*Work to do:* Type out every line below exactly as it reads.
══════════
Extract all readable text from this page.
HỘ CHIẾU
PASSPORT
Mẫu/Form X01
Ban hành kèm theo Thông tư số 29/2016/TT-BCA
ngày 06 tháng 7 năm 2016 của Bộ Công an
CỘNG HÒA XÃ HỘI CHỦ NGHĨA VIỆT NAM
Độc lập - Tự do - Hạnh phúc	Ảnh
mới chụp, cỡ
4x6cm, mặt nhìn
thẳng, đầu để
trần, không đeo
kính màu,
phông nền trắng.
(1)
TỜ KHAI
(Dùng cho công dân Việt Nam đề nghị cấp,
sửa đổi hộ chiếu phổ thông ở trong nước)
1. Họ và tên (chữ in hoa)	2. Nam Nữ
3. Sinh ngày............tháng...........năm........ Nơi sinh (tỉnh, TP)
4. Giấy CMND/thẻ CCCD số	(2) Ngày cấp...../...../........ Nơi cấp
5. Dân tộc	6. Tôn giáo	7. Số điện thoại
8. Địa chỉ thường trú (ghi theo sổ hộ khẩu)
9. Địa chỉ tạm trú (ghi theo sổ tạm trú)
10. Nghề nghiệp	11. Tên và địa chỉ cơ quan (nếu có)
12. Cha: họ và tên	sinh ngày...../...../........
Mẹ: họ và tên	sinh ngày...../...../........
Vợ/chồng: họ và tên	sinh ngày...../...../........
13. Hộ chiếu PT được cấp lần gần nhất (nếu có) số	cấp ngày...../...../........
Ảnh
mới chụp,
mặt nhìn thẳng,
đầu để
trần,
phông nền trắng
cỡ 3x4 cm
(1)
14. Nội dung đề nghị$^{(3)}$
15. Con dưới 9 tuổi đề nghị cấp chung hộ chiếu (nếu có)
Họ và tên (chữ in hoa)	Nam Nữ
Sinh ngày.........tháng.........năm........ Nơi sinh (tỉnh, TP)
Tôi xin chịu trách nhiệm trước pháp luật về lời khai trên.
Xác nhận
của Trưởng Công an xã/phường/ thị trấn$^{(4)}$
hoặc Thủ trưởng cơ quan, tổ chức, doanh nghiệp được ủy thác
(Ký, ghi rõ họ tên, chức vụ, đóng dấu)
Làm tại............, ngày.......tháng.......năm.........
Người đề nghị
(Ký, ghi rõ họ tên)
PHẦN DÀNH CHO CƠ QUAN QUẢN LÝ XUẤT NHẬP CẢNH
══════════
*Correct output:*
Extract all readable text from this page.
HỘ CHIẾU
PASSPORT
Mẫu/Form X01
Ban hành kèm theo Thông tư số 29/2016/TT-BCA
ngày 06 tháng 7 năm 2016 của Bộ Công an
CỘNG HÒA XÃ HỘI CHỦ NGHĨA VIỆT NAM
Độc lập - Tự do - Hạnh phúc	Ảnh
mới chụp, cỡ
4x6cm, mặt nhìn
thẳng, đầu để
trần, không đeo
kính màu,
phông nền trắng.
(1)
TỜ KHAI
(Dùng cho công dân Việt Nam đề nghị cấp,
sửa đổi hộ chiếu phổ thông ở trong nước)
1. Họ và tên (chữ in hoa)	2. Nam Nữ
3. Sinh ngày............tháng...........năm........ Nơi sinh (tỉnh, TP)
4. Giấy CMND/thẻ CCCD số	(2) Ngày cấp...../...../........ Nơi cấp
5. Dân tộc	6. Tôn giáo	7. Số điện thoại
8. Địa chỉ thường trú (ghi theo sổ hộ khẩu)
9. Địa chỉ tạm trú (ghi theo sổ tạm trú)
10. Nghề nghiệp	11. Tên và địa chỉ cơ quan (nếu có)
12. Cha: họ và tên	sinh ngày...../...../........
Mẹ: họ và tên	sinh ngày...../...../........
Vợ/chồng: họ và tên	sinh ngày...../...../........
13. Hộ chiếu PT được cấp lần gần nhất (nếu có) số	cấp ngày...../...../........
Ảnh
mới chụp,
mặt nhìn thẳng,
đầu để
trần,
phông nền trắng
cỡ 3x4 cm
(1)
14. Nội dung đề nghị$^{(3)}$
15. Con dưới 9 tuổi đề nghị cấp chung hộ chiếu (nếu có)
Họ và tên (chữ in hoa)	Nam Nữ
Sinh ngày.........tháng.........năm........ Nơi sinh (tỉnh, TP)
Tôi xin chịu trách nhiệm trước pháp luật về lời khai trên.
Xác nhận
của Trưởng Công an xã/phường/ thị trấn$^{(4)}$
hoặc Thủ trưởng cơ quan, tổ chức, doanh nghiệp được ủy thác
(Ký, ghi rõ họ tên, chức vụ, đóng dấu)
Làm tại............, ngày.......tháng.......năm.........
Người đề nghị
(Ký, ghi rõ họ tên)
PHẦN DÀNH CHO CƠ QUAN QUẢN LÝ XUẤT NHẬP CẢNH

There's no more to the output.